**WRITTEN PROBLEM**
Gather from the material every line that contains the string "acuerdo".

──────── ENTRIES PROVIDED

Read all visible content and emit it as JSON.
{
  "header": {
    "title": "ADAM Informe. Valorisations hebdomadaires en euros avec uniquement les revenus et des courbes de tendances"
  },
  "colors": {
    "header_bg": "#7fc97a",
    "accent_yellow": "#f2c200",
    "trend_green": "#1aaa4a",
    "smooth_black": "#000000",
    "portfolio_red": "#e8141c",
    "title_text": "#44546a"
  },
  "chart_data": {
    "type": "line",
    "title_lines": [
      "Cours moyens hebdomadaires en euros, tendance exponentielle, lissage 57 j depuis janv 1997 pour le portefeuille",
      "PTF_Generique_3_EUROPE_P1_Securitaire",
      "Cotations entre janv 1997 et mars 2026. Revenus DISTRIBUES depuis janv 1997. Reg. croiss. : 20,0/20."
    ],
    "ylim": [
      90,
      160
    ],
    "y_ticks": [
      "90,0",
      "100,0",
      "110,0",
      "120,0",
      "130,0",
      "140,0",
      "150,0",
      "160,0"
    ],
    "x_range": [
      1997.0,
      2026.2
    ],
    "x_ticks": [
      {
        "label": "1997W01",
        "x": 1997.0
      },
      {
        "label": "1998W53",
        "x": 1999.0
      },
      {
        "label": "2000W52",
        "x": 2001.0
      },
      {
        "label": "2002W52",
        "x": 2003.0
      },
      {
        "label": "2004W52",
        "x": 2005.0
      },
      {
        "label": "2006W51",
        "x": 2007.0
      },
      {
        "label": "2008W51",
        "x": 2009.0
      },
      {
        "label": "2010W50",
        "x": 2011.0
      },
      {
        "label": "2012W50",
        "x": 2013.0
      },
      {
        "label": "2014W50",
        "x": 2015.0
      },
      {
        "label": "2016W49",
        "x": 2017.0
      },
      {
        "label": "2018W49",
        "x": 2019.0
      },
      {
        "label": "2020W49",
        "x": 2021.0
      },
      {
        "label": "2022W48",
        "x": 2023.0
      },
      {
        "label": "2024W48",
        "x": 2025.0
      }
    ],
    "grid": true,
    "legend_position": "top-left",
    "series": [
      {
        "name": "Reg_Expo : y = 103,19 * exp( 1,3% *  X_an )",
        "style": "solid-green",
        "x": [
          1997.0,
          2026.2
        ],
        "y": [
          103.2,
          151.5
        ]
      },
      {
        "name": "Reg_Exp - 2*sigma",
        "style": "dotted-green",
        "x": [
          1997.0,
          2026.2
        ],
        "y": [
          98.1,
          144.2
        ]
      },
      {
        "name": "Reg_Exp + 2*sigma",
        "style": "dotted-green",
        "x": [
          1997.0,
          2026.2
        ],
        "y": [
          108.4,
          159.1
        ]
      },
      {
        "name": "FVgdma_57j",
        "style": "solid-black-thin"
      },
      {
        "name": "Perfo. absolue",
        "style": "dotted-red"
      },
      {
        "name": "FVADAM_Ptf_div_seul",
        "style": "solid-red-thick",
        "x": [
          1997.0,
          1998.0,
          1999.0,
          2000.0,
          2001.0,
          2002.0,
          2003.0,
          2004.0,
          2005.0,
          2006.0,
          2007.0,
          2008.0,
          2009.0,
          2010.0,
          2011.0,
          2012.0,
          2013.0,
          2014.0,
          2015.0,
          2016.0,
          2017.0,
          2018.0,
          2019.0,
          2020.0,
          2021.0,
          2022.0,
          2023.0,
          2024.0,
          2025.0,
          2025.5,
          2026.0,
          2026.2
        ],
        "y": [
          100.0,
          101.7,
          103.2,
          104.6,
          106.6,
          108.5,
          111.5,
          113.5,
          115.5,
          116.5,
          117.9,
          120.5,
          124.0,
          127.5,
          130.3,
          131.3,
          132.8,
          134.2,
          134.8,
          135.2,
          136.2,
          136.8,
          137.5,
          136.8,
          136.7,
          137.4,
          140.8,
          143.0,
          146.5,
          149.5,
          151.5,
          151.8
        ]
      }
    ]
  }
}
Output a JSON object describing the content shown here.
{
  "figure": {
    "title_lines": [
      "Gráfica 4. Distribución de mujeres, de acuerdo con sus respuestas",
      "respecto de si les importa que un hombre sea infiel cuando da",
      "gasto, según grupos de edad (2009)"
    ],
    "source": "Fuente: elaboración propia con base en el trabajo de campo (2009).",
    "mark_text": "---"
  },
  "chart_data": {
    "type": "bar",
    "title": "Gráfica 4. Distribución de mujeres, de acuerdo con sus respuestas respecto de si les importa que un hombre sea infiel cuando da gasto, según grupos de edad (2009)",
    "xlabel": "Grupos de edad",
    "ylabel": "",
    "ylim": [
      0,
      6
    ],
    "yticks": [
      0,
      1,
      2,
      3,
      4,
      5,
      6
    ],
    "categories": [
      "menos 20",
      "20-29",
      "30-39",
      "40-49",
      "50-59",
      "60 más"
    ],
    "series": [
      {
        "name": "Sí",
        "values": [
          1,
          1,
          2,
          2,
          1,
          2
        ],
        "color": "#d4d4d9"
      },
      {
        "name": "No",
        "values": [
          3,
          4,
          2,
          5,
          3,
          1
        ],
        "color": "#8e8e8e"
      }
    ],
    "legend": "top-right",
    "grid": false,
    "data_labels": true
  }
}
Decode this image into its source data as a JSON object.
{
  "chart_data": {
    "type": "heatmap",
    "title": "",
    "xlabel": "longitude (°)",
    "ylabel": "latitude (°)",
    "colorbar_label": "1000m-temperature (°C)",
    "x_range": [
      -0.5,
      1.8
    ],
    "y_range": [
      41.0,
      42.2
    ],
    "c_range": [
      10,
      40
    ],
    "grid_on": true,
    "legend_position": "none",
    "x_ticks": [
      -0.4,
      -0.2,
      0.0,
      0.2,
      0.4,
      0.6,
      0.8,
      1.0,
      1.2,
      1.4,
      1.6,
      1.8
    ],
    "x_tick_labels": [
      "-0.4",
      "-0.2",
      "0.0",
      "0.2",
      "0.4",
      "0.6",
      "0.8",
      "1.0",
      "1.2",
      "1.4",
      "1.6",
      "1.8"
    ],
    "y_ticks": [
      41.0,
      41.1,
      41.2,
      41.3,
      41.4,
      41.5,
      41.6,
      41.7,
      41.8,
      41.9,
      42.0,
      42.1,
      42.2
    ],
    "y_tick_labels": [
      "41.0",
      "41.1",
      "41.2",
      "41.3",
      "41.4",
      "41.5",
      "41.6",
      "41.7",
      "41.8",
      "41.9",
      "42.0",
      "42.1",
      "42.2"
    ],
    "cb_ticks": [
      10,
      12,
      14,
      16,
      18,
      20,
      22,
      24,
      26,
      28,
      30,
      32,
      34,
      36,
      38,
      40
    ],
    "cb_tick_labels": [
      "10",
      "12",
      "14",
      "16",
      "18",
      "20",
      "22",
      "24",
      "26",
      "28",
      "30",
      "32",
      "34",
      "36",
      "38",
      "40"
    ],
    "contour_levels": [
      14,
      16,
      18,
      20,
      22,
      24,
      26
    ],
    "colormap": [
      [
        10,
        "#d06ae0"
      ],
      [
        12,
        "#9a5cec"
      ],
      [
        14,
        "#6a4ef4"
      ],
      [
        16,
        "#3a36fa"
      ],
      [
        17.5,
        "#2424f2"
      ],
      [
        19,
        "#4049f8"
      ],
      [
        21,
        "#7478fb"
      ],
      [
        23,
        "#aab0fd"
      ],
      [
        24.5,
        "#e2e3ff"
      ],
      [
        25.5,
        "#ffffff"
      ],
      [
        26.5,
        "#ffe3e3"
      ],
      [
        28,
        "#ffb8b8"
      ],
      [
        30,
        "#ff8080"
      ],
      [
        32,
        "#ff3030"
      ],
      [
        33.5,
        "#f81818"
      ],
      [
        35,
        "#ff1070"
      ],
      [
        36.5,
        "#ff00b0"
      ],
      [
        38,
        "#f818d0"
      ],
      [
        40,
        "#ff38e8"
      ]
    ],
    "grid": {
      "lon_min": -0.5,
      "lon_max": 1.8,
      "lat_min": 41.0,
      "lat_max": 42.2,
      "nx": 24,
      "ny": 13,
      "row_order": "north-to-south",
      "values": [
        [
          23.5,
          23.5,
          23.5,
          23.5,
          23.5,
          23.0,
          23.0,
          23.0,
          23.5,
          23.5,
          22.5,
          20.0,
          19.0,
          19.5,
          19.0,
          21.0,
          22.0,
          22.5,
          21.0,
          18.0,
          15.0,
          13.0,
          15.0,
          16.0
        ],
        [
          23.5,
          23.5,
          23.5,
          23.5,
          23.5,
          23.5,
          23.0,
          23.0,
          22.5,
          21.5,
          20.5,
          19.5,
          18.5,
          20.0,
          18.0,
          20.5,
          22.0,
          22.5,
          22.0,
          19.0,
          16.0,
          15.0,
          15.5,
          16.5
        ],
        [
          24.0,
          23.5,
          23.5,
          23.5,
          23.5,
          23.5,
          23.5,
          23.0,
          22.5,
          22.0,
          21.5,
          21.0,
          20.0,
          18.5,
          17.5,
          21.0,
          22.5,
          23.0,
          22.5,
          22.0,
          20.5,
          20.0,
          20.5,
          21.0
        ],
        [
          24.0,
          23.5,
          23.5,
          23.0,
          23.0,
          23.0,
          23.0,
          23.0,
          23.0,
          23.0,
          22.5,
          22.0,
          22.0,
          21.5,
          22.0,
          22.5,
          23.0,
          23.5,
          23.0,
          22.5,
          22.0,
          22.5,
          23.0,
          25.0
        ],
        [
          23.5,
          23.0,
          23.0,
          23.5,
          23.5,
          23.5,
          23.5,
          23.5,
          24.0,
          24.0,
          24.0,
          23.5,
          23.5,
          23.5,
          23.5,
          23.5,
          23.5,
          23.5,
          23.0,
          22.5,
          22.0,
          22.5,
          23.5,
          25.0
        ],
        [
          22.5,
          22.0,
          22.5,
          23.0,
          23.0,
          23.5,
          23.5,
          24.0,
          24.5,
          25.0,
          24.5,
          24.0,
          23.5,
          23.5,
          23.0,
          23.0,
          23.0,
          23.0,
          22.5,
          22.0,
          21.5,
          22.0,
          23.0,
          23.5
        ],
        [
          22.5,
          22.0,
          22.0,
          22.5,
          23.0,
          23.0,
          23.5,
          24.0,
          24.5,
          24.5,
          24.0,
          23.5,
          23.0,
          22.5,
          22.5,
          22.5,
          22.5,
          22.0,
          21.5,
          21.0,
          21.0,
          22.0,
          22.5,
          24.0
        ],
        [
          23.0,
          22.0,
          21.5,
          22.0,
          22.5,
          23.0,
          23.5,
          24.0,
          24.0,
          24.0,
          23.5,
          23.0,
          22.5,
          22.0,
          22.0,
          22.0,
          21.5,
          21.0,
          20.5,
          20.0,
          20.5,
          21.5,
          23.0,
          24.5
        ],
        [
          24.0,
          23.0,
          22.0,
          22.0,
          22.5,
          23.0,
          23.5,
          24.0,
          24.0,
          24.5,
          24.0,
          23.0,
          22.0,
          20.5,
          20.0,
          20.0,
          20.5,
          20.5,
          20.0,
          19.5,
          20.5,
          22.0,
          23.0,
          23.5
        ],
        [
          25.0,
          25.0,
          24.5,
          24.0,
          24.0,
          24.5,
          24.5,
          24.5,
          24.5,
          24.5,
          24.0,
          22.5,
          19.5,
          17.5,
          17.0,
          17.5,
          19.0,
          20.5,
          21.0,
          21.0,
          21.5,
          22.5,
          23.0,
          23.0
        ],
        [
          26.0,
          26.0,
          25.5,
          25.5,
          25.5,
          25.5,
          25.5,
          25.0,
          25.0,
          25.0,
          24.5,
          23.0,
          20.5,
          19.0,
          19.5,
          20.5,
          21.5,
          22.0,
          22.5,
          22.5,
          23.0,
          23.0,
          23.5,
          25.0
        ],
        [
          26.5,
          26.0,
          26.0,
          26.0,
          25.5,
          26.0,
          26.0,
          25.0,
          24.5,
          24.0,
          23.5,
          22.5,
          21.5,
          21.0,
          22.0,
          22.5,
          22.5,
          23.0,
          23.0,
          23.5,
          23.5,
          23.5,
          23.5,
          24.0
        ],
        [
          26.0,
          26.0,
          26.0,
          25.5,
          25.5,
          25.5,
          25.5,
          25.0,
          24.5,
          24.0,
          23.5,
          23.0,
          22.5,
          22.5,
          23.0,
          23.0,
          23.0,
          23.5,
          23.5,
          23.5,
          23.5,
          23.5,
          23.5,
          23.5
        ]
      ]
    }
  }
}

────────────────

**OUTPUT OF THE EXERCISE**
      "Gráfica 4. Distribución de mujeres, de acuerdo con sus respuestas",
    "title": "Gráfica 4. Distribución de mujeres, de acuerdo con sus respuestas respecto de si les importa que un hombre sea infiel cuando da gasto, según grupos de edad (2009)",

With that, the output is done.